• Exercise details: Render each of the entries below as a JSON list of strings with one string per line, skip blank lines, and leave the pictures out.
══ Given data ══
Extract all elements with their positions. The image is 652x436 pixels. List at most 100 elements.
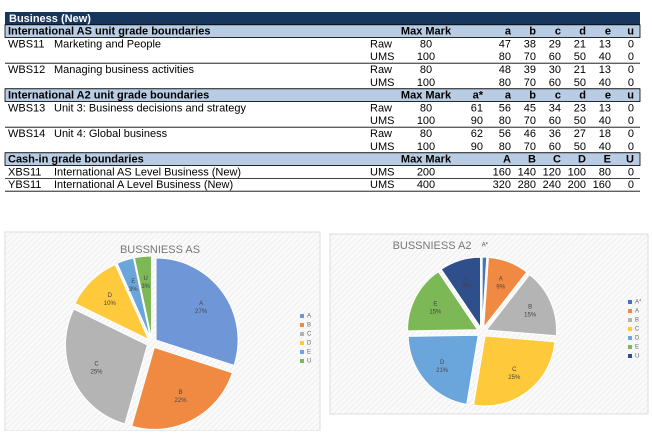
grade-boundary: 34 (549, 102, 561, 114)
grade-boundary: 120 (543, 166, 561, 178)
pie-slice (155, 257, 239, 367)
section-heading: Cash-in grade boundaries (8, 154, 144, 166)
grade-table: Business (New)International AS unit grad… (4, 12, 641, 192)
grade-boundary: 38 (524, 38, 536, 50)
grade-boundary: 80 (499, 51, 511, 63)
slice-category: A* (482, 243, 489, 249)
unit-code: WBS14 (8, 128, 45, 140)
grade-boundary: 160 (493, 166, 511, 178)
grade-boundary: 36 (549, 128, 561, 140)
slice-category: C (512, 367, 517, 373)
pie-slice (440, 256, 482, 329)
grade-boundary: 0 (628, 77, 634, 89)
scale: UMS (370, 179, 394, 191)
scale: UMS (370, 166, 394, 178)
grade-boundary: 0 (628, 179, 634, 191)
slice-category: D (440, 360, 445, 366)
scale: UMS (370, 141, 394, 153)
legend-swatch (628, 309, 632, 313)
pie-slice (74, 263, 150, 341)
column-header: U (626, 154, 634, 166)
grade-boundary: 18 (599, 128, 611, 140)
legend-swatch (300, 314, 304, 318)
pie-slice (116, 257, 151, 339)
unit-title: Marketing and People (54, 38, 161, 50)
column-header: a* (473, 90, 484, 102)
grade-boundary: 50 (574, 115, 586, 127)
pie-slice (483, 256, 528, 329)
grade-boundary: 50 (574, 77, 586, 89)
scale: UMS (370, 51, 394, 63)
max-mark: 80 (420, 38, 432, 50)
grade-boundary: 13 (599, 102, 611, 114)
legend-label: A (635, 309, 639, 315)
grade-boundary: 50 (574, 141, 586, 153)
unit-code: WBS13 (8, 102, 45, 114)
legend-label: B (635, 318, 639, 324)
grade-boundary: 160 (593, 179, 611, 191)
column-header: Max Mark (401, 154, 452, 166)
grade-boundary: 47 (499, 38, 511, 50)
column-header: c (555, 26, 561, 38)
scale: Raw (370, 38, 392, 50)
legend-swatch (300, 332, 304, 336)
grade-boundary: 40 (599, 115, 611, 127)
scale: Raw (370, 64, 392, 76)
grade-boundary: 40 (599, 77, 611, 89)
chart-title: BUSSNIESS A2 (393, 240, 472, 252)
grade-boundary: 80 (499, 115, 511, 127)
legend-label: A (307, 314, 311, 320)
max-mark: 100 (417, 77, 435, 89)
column-header: b (529, 90, 536, 102)
slice-label: 3% (129, 287, 138, 293)
max-mark: 100 (417, 51, 435, 63)
unit-title: Unit 3: Business decisions and strategy (54, 102, 246, 114)
grade-boundary: 0 (628, 51, 634, 63)
unit-title: Managing business activities (54, 64, 195, 76)
pie-slice (133, 255, 152, 339)
column-header: u (627, 26, 634, 38)
column-header: e (605, 90, 611, 102)
grade-boundary: 23 (574, 102, 586, 114)
slice-label: 25% (508, 375, 521, 381)
grade-boundary: 29 (549, 38, 561, 50)
legend-swatch (628, 345, 632, 349)
legend-label: E (307, 350, 311, 356)
column-header: Max Mark (401, 90, 452, 102)
slice-category: E (131, 279, 135, 285)
grade-boundary: 61 (471, 102, 483, 114)
table-title: Business (New) (9, 13, 91, 25)
slice-category: A (499, 276, 503, 282)
column-header: b (529, 26, 536, 38)
legend-swatch (628, 318, 632, 322)
grade-boundary: 100 (568, 166, 586, 178)
grade-boundary: 80 (499, 141, 511, 153)
slice-category: B (179, 390, 183, 396)
column-header: c (555, 90, 561, 102)
section-header (4, 88, 641, 103)
legend-swatch (300, 359, 304, 363)
legend-swatch (300, 341, 304, 345)
max-mark: 200 (417, 166, 435, 178)
column-header: a (505, 26, 512, 38)
unit-code: WBS12 (8, 64, 45, 76)
grade-boundary: 0 (628, 115, 634, 127)
grade-boundary: 70 (524, 77, 536, 89)
grade-boundary: 45 (524, 102, 536, 114)
slice-category: C (94, 361, 99, 367)
section-heading: International AS unit grade boundaries (8, 26, 211, 38)
unit-code: XBS11 (8, 166, 41, 178)
max-mark: 100 (417, 141, 435, 153)
column-header: Max Mark (401, 26, 452, 38)
grade-boundary: 30 (549, 64, 561, 76)
scale: UMS (370, 115, 394, 127)
max-mark: 80 (420, 64, 432, 76)
grade-boundary: 40 (599, 51, 611, 63)
legend-label: U (635, 354, 639, 360)
grade-boundary: 0 (628, 141, 634, 153)
section-header (4, 152, 641, 167)
legend-swatch (628, 300, 632, 304)
slice-label: 10% (104, 301, 117, 307)
legend-label: C (635, 327, 640, 333)
max-mark: 80 (420, 102, 432, 114)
═══
• Written solution:
[
  "Extract all elements with their positions. The image is 652x436 pixels. List at most 100 elements.",
  "grade-boundary: 34 (549, 102, 561, 114)",
  "grade-boundary: 120 (543, 166, 561, 178)",
  "pie-slice (155, 257, 239, 367)",
  "section-heading: Cash-in grade boundaries (8, 154, 144, 166)",
  "grade-table: Business (New)International AS unit grad… (4, 12, 641, 192)",
  "grade-boundary: 38 (524, 38, 536, 50)",
  "grade-boundary: 80 (499, 51, 511, 63)",
  "slice-category: A* (482, 243, 489, 249)",
  "unit-code: WBS14 (8, 128, 45, 140)",
  "grade-boundary: 160 (493, 166, 511, 178)",
  "grade-boundary: 36 (549, 128, 561, 140)",
  "slice-category: C (512, 367, 517, 373)",
  "pie-slice (440, 256, 482, 329)",
  "grade-boundary: 0 (628, 77, 634, 89)",
  "scale: UMS (370, 179, 394, 191)",
  "scale: UMS (370, 166, 394, 178)",
  "grade-boundary: 0 (628, 179, 634, 191)",
  "slice-category: D (440, 360, 445, 366)",
  "scale: UMS (370, 141, 394, 153)",
  "legend-swatch (628, 309, 632, 313)",
  "pie-slice (74, 263, 150, 341)",
  "column-header: U (626, 154, 634, 166)",
  "grade-boundary: 18 (599, 128, 611, 140)",
  "legend-swatch (300, 314, 304, 318)",
  "pie-slice (116, 257, 151, 339)",
  "unit-title: Marketing and People (54, 38, 161, 50)",
  "column-header: a* (473, 90, 484, 102)",
  "grade-boundary: 50 (574, 115, 586, 127)",
  "pie-slice (483, 256, 528, 329)",
  "grade-boundary: 50 (574, 77, 586, 89)",
  "scale: UMS (370, 51, 394, 63)",
  "max-mark: 80 (420, 38, 432, 50)",
  "grade-boundary: 13 (599, 102, 611, 114)",
  "legend-label: A (635, 309, 639, 315)",
  "grade-boundary: 50 (574, 141, 586, 153)",
  "unit-code: WBS13 (8, 102, 45, 114)",
  "legend-label: B (635, 318, 639, 324)",
  "grade-boundary: 160 (593, 179, 611, 191)",
  "column-header: Max Mark (401, 154, 452, 166)",
  "grade-boundary: 47 (499, 38, 511, 50)",
  "column-header: c (555, 26, 561, 38)",
  "scale: Raw (370, 38, 392, 50)",
  "legend-swatch (300, 332, 304, 336)",
  "grade-boundary: 40 (599, 115, 611, 127)",
  "scale: Raw (370, 64, 392, 76)",
  "grade-boundary: 40 (599, 77, 611, 89)",
  "chart-title: BUSSNIESS A2 (393, 240, 472, 252)",
  "grade-boundary: 80 (499, 115, 511, 127)",
  "legend-label: A (307, 314, 311, 320)",
  "max-mark: 100 (417, 77, 435, 89)",
  "column-header: b (529, 90, 536, 102)",
  "slice-label: 3% (129, 287, 138, 293)",
  "max-mark: 100 (417, 51, 435, 63)",
  "unit-title: Unit 3: Business decisions and strategy (54, 102, 246, 114)",
  "grade-boundary: 0 (628, 51, 634, 63)",
  "unit-title: Managing business activities (54, 64, 195, 76)",
  "pie-slice (133, 255, 152, 339)",
  "column-header: u (627, 26, 634, 38)",
  "column-header: e (605, 90, 611, 102)",
  "grade-boundary: 23 (574, 102, 586, 114)",
  "slice-label: 25% (508, 375, 521, 381)",
  "grade-boundary: 29 (549, 38, 561, 50)",
  "legend-swatch (628, 345, 632, 349)",
  "legend-label: E (307, 350, 311, 356)",
  "column-header: Max Mark (401, 90, 452, 102)",
  "slice-category: E (131, 279, 135, 285)",
  "grade-boundary: 61 (471, 102, 483, 114)",
  "table-title: Business (New) (9, 13, 91, 25)",
  "slice-category: A (499, 276, 503, 282)",
  "column-header: b (529, 26, 536, 38)",
  "legend-swatch (628, 318, 632, 322)",
  "grade-boundary: 100 (568, 166, 586, 178)",
  "grade-boundary: 80 (499, 141, 511, 153)",
  "slice-category: B (179, 390, 183, 396)",
  "column-header: c (555, 90, 561, 102)",
  "section-header (4, 88, 641, 103)",
  "legend-swatch (300, 359, 304, 363)",
  "legend-swatch (300, 341, 304, 345)",
  "max-mark: 200 (417, 166, 435, 178)",
  "column-header: a (505, 26, 512, 38)",
  "unit-code: WBS12 (8, 64, 45, 76)",
  "grade-boundary: 0 (628, 115, 634, 127)",
  "grade-boundary: 70 (524, 77, 536, 89)",
  "grade-boundary: 45 (524, 102, 536, 114)",
  "slice-category: C (94, 361, 99, 367)",
  "section-heading: International AS unit grade boundaries (8, 26, 211, 38)",
  "unit-code: XBS11 (8, 166, 41, 178)",
  "max-mark: 100 (417, 141, 435, 153)",
  "column-header: Max Mark (401, 26, 452, 38)",
  "grade-boundary: 30 (549, 64, 561, 76)",
  "scale: UMS (370, 115, 394, 127)",
  "max-mark: 80 (420, 64, 432, 76)",
  "grade-boundary: 40 (599, 51, 611, 63)",
  "legend-label: U (635, 354, 639, 360)",
  "grade-boundary: 0 (628, 141, 634, 153)",
  "section-header (4, 152, 641, 167)",
  "legend-swatch (628, 300, 632, 304)",
  "slice-label: 10% (104, 301, 117, 307)",
  "legend-label: C (635, 327, 640, 333)",
  "max-mark: 80 (420, 102, 432, 114)"
]